#### [EXERCISE GOAL]
Select every line holding the word "Global" and copy it.

#### [DATASET EXTRACT]
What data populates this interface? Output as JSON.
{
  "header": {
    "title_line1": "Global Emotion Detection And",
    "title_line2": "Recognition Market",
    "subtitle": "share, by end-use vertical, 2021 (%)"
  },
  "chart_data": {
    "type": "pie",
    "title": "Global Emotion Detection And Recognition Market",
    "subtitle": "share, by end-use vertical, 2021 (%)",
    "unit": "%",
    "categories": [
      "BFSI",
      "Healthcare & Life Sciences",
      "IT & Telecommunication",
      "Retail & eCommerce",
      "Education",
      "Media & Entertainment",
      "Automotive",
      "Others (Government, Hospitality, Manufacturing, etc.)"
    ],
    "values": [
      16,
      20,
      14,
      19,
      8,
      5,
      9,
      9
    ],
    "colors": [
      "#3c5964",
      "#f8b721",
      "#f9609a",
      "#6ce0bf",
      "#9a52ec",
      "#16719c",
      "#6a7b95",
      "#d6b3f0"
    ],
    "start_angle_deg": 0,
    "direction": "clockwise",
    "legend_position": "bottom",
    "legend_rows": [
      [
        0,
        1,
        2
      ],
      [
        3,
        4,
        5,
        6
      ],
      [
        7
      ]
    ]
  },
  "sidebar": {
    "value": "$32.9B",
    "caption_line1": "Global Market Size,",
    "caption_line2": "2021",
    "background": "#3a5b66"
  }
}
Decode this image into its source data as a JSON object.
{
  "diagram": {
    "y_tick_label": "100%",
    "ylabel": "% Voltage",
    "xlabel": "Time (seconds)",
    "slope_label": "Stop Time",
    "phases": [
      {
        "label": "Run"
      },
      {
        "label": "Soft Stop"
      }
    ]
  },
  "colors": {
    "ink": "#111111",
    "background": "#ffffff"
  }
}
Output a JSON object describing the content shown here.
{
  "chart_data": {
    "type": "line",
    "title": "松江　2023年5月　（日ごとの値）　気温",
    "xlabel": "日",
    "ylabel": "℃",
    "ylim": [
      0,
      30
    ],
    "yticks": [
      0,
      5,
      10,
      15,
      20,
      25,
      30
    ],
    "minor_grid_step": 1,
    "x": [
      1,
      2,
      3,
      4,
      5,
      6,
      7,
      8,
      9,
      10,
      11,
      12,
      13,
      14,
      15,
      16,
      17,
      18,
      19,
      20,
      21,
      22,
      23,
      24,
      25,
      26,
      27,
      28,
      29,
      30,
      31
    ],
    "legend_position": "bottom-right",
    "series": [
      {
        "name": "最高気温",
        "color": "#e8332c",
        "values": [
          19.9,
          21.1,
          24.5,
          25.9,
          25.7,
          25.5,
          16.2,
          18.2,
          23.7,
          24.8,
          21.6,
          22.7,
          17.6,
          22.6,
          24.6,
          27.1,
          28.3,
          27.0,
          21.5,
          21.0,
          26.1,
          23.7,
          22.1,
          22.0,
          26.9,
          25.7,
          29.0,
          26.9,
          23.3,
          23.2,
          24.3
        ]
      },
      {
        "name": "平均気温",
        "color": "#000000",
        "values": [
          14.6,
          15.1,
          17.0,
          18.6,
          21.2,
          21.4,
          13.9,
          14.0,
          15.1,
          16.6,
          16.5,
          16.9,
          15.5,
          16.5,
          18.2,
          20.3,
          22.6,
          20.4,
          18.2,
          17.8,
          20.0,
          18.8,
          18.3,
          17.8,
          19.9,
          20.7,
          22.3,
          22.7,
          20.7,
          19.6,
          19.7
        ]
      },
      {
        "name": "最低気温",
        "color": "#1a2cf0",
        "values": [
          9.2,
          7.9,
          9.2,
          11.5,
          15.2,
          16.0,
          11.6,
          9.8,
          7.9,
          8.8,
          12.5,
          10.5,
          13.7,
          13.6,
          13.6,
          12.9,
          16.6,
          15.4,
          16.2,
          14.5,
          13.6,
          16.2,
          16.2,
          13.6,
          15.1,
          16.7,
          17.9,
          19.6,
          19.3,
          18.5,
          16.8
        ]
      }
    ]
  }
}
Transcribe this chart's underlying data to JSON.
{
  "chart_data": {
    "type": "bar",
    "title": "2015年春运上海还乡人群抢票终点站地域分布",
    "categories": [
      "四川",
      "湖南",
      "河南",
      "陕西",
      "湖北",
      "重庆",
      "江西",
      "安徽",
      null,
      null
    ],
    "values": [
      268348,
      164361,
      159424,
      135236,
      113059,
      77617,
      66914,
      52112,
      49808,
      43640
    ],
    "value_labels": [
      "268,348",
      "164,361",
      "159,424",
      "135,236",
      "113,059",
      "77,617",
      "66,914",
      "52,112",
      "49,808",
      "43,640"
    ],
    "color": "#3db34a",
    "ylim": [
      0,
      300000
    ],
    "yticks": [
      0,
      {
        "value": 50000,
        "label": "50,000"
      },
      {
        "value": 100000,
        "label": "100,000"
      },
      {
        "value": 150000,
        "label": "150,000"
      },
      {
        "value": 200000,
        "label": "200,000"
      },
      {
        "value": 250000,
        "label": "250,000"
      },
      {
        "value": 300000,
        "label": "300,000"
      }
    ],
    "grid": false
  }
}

#### [FULL ANSWER]
    "title_line1": "Global Emotion Detection And",
    "title": "Global Emotion Detection And Recognition Market",
    "caption_line1": "Global Market Size,",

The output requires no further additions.